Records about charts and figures
--
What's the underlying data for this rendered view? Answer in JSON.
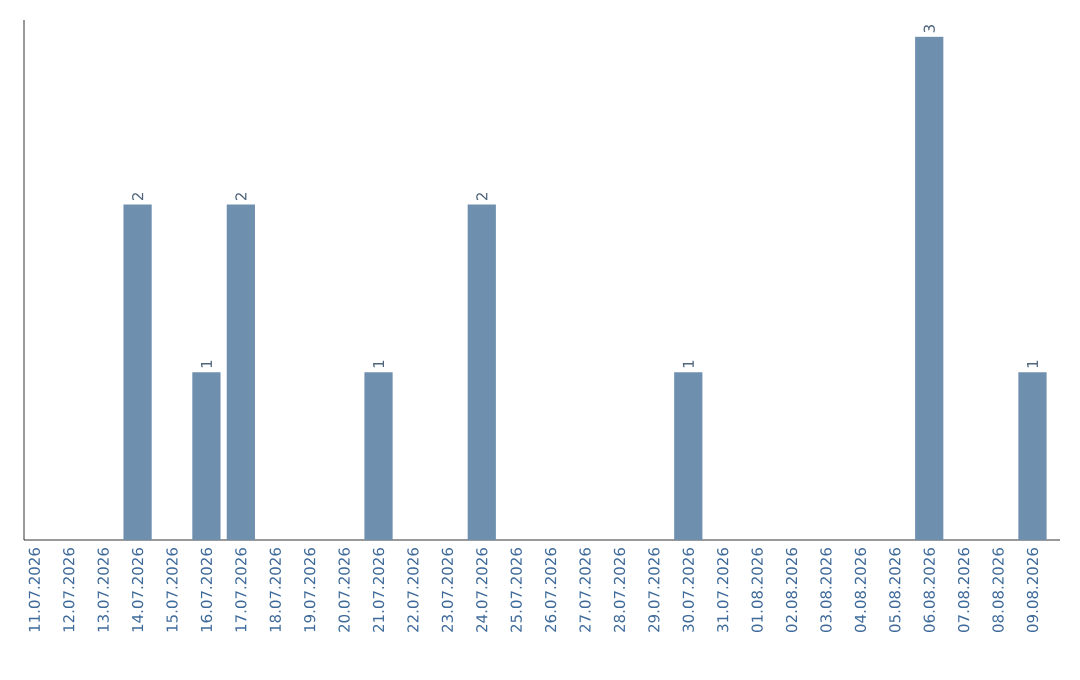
{
  "chart_data": {
    "type": "bar",
    "categories": [
      "11.07.2026",
      "12.07.2026",
      "13.07.2026",
      "14.07.2026",
      "15.07.2026",
      "16.07.2026",
      "17.07.2026",
      "18.07.2026",
      "19.07.2026",
      "20.07.2026",
      "21.07.2026",
      "22.07.2026",
      "23.07.2026",
      "24.07.2026",
      "25.07.2026",
      "26.07.2026",
      "27.07.2026",
      "28.07.2026",
      "29.07.2026",
      "30.07.2026",
      "31.07.2026",
      "01.08.2026",
      "02.08.2026",
      "03.08.2026",
      "04.08.2026",
      "05.08.2026",
      "06.08.2026",
      "07.08.2026",
      "08.08.2026",
      "09.08.2026"
    ],
    "values": [
      0,
      0,
      0,
      2,
      0,
      1,
      2,
      0,
      0,
      0,
      1,
      0,
      0,
      2,
      0,
      0,
      0,
      0,
      0,
      1,
      0,
      0,
      0,
      0,
      0,
      0,
      3,
      0,
      0,
      1
    ],
    "value_labels": [
      null,
      null,
      null,
      "2",
      null,
      "1",
      "2",
      null,
      null,
      null,
      "1",
      null,
      null,
      "2",
      null,
      null,
      null,
      null,
      null,
      "1",
      null,
      null,
      null,
      null,
      null,
      null,
      "3",
      null,
      null,
      "1"
    ],
    "color": "#6e8fae",
    "ylim": [
      0,
      3.1
    ],
    "tick_labels": "x"
  }
}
--
### Given problem
From the material above, reproduce everything verbatim except the pictures.

### Written response
What's the underlying data for this rendered view? Answer in JSON.
{
  "chart_data": {
    "type": "bar",
    "categories": [
      "11.07.2026",
      "12.07.2026",
      "13.07.2026",
      "14.07.2026",
      "15.07.2026",
      "16.07.2026",
      "17.07.2026",
      "18.07.2026",
      "19.07.2026",
      "20.07.2026",
      "21.07.2026",
      "22.07.2026",
      "23.07.2026",
      "24.07.2026",
      "25.07.2026",
      "26.07.2026",
      "27.07.2026",
      "28.07.2026",
      "29.07.2026",
      "30.07.2026",
      "31.07.2026",
      "01.08.2026",
      "02.08.2026",
      "03.08.2026",
      "04.08.2026",
      "05.08.2026",
      "06.08.2026",
      "07.08.2026",
      "08.08.2026",
      "09.08.2026"
    ],
    "values": [
      0,
      0,
      0,
      2,
      0,
      1,
      2,
      0,
      0,
      0,
      1,
      0,
      0,
      2,
      0,
      0,
      0,
      0,
      0,
      1,
      0,
      0,
      0,
      0,
      0,
      0,
      3,
      0,
      0,
      1
    ],
    "value_labels": [
      null,
      null,
      null,
      "2",
      null,
      "1",
      "2",
      null,
      null,
      null,
      "1",
      null,
      null,
      "2",
      null,
      null,
      null,
      null,
      null,
      "1",
      null,
      null,
      null,
      null,
      null,
      null,
      "3",
      null,
      null,
      "1"
    ],
    "color": "#6e8fae",
    "ylim": [
      0,
      3.1
    ],
    "tick_labels": "x"
  }
}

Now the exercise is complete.